● **WHAT THIS TASK INVOLVES**: Scan the data below. Pull out each line where "taxes" occurs.

(Figure contents as structured data)
────
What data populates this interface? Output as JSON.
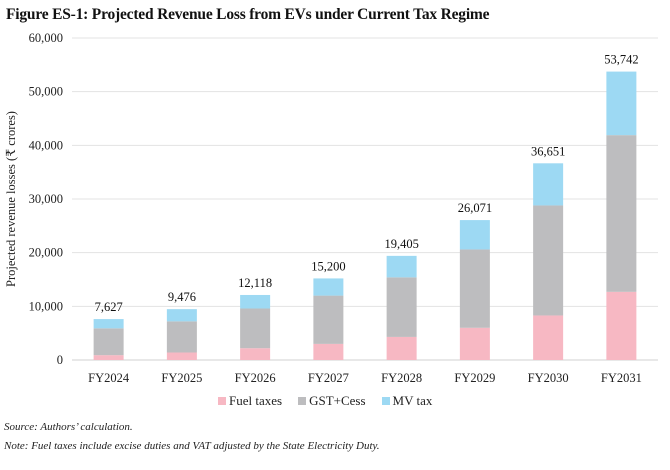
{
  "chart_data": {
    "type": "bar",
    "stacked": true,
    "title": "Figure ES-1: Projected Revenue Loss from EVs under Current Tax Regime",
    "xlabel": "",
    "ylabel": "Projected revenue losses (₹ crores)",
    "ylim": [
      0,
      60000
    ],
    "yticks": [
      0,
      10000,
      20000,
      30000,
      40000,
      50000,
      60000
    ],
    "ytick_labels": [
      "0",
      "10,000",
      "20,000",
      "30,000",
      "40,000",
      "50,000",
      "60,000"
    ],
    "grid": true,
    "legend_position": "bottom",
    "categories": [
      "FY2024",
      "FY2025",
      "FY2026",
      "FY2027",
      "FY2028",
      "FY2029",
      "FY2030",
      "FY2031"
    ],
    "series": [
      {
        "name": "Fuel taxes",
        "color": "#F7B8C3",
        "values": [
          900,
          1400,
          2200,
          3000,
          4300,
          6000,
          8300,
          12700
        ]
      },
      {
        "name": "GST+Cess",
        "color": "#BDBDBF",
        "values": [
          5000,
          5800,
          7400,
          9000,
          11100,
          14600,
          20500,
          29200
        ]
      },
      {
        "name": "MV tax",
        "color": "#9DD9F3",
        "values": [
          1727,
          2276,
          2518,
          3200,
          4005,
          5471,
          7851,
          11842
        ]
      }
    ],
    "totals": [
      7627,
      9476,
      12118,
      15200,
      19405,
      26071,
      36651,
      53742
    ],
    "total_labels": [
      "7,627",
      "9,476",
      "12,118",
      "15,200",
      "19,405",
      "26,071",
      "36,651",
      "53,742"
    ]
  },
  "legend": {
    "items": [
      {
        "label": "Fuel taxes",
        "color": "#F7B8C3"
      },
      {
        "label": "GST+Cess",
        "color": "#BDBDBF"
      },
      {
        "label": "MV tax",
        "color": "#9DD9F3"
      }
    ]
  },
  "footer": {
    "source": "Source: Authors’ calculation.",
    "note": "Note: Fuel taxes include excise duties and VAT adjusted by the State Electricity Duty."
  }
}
────
● **RESPONSE TO THIS EXERCISE**:
        "name": "Fuel taxes",
        "label": "Fuel taxes",
    "note": "Note: Fuel taxes include excise duties and VAT adjusted by the State Electricity Duty."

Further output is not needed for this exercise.